**Exercise description:**
Go through the data below and gather each line containing "same".

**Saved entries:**
--------

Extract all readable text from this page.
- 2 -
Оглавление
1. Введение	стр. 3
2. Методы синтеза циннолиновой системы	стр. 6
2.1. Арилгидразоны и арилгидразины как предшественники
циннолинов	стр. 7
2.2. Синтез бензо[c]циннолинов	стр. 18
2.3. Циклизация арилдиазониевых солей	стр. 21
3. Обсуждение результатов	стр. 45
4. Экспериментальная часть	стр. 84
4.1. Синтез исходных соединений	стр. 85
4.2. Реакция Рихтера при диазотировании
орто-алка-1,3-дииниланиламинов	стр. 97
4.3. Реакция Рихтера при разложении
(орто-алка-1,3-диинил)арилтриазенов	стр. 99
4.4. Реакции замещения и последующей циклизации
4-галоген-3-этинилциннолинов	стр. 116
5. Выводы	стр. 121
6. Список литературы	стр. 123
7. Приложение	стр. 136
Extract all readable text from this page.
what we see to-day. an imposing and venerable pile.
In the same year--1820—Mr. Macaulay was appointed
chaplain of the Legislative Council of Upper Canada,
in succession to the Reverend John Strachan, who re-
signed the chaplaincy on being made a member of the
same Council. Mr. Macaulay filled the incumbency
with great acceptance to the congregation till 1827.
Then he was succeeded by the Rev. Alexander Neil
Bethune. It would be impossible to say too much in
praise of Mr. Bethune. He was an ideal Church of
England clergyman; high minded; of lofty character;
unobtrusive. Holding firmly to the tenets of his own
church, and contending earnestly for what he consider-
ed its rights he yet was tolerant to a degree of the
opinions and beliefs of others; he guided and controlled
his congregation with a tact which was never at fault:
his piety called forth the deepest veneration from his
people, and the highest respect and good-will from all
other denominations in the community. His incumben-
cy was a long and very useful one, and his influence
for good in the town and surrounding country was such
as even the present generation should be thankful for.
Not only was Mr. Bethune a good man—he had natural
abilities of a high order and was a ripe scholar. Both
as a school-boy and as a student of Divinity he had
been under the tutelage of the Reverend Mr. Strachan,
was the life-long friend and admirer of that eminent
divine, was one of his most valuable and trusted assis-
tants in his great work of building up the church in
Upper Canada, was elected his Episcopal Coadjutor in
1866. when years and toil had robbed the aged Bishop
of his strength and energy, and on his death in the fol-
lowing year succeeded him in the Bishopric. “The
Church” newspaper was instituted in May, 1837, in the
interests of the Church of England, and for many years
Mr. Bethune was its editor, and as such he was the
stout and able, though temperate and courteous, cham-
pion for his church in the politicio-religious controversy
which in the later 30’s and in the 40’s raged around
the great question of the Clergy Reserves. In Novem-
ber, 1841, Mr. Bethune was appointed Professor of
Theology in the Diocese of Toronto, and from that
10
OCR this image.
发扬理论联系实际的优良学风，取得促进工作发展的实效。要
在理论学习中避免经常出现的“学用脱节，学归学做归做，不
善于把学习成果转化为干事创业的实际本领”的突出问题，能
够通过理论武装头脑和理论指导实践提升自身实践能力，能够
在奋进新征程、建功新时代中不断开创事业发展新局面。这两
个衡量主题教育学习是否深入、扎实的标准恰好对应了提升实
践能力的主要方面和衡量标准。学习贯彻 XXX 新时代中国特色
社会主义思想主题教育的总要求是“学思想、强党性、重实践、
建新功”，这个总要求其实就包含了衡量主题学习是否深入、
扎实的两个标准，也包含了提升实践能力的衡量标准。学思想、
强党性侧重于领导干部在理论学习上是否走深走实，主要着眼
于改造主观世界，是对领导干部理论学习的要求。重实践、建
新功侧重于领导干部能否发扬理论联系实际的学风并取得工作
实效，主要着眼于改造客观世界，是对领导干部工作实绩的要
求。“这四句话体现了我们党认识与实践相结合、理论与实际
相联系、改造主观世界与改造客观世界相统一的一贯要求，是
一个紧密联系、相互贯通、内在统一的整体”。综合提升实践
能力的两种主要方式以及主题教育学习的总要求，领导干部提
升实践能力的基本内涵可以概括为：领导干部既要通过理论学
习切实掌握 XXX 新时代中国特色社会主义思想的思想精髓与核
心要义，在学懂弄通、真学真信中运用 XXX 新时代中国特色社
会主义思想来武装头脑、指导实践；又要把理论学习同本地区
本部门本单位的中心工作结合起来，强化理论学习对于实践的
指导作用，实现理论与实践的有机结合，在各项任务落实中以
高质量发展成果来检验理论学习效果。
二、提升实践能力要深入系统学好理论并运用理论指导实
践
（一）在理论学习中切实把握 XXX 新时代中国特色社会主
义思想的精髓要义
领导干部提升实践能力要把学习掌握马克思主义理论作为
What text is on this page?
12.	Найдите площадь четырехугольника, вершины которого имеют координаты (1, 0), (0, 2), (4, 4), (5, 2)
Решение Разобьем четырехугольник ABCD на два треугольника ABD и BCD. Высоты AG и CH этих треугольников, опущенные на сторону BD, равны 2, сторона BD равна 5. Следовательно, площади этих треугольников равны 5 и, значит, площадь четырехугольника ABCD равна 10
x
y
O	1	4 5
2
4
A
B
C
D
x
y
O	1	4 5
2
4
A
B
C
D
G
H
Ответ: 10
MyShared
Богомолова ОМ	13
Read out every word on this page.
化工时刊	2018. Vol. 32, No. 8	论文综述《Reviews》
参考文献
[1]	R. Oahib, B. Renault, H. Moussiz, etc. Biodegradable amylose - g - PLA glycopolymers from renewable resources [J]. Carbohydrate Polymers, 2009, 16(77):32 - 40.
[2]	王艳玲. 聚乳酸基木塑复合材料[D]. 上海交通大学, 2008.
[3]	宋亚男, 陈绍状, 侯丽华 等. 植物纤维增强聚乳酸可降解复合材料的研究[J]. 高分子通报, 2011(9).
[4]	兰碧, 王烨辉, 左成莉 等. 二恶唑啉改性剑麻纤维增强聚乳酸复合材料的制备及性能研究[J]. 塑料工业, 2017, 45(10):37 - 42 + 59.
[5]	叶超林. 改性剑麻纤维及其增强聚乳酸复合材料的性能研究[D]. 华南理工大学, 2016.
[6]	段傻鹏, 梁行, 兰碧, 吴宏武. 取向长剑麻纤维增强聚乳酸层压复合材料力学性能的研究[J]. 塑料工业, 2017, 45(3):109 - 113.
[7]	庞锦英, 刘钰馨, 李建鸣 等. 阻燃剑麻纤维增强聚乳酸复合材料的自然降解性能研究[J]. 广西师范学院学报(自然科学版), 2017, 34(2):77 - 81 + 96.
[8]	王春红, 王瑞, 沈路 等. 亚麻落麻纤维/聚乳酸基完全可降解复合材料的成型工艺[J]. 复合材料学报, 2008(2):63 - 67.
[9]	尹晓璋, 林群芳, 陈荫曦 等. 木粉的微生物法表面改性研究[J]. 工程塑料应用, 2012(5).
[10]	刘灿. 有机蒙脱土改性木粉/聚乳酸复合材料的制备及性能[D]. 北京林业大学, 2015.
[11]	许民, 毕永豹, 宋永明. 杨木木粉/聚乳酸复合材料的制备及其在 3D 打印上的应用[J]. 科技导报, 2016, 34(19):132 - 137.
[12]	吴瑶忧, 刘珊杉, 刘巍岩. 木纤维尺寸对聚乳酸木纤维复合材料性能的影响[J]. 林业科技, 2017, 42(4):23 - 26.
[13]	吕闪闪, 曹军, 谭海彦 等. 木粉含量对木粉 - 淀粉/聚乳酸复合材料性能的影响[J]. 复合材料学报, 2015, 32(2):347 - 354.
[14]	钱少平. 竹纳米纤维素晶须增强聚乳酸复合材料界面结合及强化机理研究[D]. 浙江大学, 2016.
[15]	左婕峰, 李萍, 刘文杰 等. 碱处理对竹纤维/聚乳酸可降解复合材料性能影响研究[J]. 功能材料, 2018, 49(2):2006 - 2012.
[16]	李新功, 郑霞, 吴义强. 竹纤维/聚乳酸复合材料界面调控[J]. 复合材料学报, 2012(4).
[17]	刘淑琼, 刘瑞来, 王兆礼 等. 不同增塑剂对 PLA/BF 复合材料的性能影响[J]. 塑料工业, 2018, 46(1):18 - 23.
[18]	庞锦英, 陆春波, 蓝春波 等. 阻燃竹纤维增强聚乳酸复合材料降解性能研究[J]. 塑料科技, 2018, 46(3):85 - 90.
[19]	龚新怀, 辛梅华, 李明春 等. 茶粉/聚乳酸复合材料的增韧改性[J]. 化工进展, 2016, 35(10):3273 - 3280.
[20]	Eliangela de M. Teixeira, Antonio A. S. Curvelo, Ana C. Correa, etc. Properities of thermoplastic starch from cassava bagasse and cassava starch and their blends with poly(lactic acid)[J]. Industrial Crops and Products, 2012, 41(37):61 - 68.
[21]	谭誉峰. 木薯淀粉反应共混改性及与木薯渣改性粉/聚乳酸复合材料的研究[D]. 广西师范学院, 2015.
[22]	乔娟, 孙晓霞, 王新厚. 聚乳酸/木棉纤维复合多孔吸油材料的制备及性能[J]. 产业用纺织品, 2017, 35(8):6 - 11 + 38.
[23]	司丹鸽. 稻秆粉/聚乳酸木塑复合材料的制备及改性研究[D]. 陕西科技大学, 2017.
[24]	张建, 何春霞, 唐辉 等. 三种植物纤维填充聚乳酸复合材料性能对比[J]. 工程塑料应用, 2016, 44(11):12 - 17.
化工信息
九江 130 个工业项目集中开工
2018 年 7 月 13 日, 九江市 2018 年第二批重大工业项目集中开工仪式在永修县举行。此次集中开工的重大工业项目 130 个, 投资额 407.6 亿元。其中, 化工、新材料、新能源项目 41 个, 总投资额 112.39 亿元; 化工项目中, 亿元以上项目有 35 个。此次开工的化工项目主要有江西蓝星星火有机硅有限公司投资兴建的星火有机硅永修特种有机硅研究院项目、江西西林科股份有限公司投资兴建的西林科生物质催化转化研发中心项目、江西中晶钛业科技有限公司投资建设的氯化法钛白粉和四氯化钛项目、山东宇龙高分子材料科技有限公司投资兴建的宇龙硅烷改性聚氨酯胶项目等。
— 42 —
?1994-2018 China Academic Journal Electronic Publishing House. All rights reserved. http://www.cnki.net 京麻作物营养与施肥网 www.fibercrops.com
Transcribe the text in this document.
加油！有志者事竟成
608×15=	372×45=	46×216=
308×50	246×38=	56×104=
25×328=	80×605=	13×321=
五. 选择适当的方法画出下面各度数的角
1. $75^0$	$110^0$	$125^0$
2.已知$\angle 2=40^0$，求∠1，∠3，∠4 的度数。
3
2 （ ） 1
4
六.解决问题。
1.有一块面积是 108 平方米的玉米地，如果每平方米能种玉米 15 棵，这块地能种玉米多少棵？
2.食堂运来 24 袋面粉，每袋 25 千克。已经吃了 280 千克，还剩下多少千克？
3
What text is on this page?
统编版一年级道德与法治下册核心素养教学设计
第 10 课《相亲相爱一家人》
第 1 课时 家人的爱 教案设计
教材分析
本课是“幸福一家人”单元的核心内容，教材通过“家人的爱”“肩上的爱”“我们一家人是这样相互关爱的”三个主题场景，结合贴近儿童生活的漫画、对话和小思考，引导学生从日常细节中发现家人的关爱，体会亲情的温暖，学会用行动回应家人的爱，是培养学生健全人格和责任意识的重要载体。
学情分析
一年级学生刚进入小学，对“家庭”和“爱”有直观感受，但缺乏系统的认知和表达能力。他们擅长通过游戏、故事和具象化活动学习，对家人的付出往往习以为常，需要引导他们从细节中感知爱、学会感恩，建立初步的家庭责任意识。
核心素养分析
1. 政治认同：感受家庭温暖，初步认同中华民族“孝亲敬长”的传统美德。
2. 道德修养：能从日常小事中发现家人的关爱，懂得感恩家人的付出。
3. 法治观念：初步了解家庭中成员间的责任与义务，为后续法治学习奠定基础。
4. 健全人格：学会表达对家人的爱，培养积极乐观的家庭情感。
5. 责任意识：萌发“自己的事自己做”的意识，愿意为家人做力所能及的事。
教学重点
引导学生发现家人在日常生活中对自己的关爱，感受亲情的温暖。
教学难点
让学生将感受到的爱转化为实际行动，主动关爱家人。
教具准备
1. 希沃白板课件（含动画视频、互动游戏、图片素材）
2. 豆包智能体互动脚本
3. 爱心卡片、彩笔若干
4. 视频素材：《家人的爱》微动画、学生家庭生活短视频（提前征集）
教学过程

--------

**Answer to the exercise:**
In the same year--1820—Mr. Macaulay was appointed
same Council. Mr. Macaulay filled the incumbency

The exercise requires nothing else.